> Working data:
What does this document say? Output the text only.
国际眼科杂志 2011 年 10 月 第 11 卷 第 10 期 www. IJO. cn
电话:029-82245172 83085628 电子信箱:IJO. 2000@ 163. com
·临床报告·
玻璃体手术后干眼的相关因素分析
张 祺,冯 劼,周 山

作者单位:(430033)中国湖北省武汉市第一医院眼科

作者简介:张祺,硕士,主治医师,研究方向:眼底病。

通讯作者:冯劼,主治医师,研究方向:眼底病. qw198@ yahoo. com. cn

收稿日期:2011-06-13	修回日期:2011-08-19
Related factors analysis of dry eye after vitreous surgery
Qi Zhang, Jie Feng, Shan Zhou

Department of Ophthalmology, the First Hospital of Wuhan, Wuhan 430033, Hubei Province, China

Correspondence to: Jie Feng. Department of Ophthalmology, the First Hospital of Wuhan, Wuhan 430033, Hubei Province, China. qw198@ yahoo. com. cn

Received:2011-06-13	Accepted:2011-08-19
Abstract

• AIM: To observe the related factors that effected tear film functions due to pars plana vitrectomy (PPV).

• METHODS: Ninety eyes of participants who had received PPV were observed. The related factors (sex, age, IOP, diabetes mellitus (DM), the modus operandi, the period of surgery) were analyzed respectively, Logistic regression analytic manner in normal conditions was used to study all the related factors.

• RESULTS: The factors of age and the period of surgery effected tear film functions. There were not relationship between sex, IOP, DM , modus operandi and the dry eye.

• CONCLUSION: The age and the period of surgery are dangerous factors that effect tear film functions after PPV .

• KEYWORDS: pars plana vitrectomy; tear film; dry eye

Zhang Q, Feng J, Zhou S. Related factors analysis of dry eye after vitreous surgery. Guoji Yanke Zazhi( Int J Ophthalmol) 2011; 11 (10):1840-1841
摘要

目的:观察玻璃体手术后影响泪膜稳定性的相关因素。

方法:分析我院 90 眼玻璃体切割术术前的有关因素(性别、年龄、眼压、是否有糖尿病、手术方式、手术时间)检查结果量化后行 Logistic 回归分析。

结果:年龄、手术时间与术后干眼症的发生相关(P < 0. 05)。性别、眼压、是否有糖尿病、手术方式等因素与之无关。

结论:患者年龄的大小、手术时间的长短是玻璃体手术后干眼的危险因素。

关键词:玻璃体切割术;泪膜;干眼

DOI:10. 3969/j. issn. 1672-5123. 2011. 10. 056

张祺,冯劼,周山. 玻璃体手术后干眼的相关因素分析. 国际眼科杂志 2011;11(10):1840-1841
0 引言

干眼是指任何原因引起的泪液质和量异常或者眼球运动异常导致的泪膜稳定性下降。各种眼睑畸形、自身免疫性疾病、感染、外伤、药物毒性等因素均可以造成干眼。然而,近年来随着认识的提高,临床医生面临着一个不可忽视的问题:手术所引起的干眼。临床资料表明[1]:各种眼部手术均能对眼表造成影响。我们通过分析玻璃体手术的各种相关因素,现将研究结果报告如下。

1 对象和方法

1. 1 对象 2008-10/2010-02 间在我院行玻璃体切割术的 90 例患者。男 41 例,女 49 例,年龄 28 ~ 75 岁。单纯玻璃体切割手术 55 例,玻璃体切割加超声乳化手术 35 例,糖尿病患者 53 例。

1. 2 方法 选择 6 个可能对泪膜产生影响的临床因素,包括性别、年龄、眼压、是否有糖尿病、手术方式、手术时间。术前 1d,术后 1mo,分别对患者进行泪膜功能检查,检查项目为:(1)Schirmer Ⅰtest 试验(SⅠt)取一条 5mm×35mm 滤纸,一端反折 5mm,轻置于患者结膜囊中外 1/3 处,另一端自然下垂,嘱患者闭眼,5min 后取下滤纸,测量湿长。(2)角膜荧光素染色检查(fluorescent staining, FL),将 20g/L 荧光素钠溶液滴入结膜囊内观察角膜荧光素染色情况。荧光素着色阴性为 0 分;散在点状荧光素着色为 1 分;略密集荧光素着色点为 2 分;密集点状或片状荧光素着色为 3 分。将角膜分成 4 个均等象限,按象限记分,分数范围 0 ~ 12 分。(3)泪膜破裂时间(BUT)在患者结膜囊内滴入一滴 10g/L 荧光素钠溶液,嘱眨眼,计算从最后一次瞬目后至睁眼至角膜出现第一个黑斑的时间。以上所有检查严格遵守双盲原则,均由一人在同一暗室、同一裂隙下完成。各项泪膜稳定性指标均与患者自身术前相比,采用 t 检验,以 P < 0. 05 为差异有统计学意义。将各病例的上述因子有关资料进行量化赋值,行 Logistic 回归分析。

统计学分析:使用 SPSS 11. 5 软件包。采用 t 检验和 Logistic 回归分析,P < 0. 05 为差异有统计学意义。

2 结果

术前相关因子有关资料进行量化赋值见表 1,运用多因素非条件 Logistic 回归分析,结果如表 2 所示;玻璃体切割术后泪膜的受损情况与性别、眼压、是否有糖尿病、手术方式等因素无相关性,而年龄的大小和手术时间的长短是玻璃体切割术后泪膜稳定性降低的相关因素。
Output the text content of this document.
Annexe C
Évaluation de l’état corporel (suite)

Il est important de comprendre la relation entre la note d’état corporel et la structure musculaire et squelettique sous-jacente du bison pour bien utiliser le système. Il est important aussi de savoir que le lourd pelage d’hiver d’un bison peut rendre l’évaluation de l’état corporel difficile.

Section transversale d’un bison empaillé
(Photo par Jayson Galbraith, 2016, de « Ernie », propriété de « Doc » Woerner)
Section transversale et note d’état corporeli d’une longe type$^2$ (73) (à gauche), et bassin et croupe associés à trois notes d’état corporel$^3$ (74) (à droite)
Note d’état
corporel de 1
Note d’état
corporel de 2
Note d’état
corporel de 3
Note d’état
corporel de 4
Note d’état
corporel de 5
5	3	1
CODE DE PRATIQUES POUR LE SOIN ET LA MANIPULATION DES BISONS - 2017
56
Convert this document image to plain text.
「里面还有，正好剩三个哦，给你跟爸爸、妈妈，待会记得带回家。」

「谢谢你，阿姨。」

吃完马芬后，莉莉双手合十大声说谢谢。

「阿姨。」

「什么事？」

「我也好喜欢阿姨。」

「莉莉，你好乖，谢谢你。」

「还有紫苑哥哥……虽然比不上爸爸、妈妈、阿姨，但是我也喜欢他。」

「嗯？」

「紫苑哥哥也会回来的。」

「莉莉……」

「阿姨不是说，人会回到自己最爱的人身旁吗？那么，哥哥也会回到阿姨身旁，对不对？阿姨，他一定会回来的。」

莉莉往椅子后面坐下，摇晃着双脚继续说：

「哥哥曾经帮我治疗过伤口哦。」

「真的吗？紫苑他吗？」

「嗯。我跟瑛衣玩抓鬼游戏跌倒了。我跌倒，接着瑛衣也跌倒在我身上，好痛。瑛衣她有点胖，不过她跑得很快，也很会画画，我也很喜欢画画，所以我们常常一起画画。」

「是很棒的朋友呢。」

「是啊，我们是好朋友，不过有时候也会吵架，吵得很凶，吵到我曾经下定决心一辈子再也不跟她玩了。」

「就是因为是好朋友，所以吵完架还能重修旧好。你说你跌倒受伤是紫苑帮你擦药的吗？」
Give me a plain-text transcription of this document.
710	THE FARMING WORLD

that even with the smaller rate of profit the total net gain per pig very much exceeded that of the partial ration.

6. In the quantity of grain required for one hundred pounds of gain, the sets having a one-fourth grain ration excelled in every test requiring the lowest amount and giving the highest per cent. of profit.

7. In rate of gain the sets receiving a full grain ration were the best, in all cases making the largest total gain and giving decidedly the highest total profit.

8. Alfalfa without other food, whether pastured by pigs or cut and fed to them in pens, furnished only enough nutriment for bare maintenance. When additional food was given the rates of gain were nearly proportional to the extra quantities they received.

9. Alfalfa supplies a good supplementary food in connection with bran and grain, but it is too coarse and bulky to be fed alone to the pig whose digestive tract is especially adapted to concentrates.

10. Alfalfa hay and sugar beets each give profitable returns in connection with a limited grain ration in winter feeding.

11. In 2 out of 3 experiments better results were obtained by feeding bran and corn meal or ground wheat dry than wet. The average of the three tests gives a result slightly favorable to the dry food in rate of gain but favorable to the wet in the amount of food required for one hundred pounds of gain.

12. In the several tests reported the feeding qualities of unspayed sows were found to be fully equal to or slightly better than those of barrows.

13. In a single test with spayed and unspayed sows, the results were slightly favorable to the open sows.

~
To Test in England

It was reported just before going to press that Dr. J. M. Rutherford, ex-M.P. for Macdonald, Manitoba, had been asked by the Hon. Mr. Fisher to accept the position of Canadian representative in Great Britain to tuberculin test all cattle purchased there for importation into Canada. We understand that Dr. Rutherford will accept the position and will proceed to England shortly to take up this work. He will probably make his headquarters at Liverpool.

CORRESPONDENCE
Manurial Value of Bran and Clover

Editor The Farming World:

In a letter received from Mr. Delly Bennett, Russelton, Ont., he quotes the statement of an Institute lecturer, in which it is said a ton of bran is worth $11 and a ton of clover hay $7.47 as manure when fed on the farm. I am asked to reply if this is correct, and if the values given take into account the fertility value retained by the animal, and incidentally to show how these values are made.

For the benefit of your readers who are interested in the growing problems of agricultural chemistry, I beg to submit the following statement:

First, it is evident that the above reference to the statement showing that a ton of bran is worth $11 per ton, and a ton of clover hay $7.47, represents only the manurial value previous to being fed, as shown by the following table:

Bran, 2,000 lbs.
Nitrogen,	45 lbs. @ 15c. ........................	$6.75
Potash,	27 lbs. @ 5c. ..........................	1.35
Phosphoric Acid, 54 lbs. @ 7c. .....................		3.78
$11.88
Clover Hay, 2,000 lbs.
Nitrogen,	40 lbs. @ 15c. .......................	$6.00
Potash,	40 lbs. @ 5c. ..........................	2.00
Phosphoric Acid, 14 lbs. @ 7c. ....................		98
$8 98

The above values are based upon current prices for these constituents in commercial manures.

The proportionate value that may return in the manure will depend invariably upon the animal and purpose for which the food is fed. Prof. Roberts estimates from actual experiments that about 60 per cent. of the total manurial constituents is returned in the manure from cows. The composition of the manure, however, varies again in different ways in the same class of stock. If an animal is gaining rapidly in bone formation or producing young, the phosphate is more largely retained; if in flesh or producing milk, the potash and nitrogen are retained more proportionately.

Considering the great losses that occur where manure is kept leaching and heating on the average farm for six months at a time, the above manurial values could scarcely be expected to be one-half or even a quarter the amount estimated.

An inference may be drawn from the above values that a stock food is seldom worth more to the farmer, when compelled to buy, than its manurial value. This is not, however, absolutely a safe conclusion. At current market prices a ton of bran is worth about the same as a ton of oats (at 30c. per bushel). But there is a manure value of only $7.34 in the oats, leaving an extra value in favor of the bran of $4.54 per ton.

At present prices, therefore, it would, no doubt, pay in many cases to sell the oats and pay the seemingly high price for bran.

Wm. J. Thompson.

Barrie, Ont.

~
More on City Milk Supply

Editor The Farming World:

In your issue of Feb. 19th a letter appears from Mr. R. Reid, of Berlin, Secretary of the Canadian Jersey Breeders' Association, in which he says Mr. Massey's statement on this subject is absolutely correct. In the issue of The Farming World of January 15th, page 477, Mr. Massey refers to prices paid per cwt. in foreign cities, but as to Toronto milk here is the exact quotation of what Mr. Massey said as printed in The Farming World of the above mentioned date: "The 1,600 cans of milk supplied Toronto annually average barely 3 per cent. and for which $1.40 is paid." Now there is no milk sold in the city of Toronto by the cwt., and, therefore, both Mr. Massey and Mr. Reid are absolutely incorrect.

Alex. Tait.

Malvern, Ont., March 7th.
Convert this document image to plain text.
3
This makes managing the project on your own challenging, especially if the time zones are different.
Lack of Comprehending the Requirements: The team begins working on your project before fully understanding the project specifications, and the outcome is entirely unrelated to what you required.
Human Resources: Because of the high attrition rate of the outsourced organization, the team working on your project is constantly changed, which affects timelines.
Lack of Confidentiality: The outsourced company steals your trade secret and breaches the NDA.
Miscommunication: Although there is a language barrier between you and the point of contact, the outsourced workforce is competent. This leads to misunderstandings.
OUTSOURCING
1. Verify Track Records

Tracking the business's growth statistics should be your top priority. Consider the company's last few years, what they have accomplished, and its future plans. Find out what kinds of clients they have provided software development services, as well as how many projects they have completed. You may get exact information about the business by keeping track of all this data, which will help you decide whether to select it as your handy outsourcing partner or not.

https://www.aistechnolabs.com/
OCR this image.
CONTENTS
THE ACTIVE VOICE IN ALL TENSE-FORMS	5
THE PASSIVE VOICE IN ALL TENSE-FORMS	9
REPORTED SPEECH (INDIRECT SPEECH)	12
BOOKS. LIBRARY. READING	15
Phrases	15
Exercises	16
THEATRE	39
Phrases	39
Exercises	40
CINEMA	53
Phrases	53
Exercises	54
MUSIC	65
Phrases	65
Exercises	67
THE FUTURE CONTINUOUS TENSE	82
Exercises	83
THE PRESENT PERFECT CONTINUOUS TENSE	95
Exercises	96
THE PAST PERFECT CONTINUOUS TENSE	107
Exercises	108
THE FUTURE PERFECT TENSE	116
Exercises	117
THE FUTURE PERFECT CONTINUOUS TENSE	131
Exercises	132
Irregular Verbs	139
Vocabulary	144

> Exercise details:
Within the material above, find the lines that contain the word "retained"; copy them.

> Output:
In a letter received from Mr. Delly Bennett, Russelton, Ont., he quotes the statement of an Institute lecturer, in which it is said a ton of bran is worth $11 and a ton of clover hay $7.47 as manure when fed on the farm. I am asked to reply if this is correct, and if the values given take into account the fertility value retained by the animal, and incidentally to show how these values are made.
The proportionate value that may return in the manure will depend invariably upon the animal and purpose for which the food is fed. Prof. Roberts estimates from actual experiments that about 60 per cent. of the total manurial constituents is returned in the manure from cows. The composition of the manure, however, varies again in different ways in the same class of stock. If an animal is gaining rapidly in bone formation or producing young, the phosphate is more largely retained; if in flesh or producing milk, the potash and nitrogen are retained more proportionately.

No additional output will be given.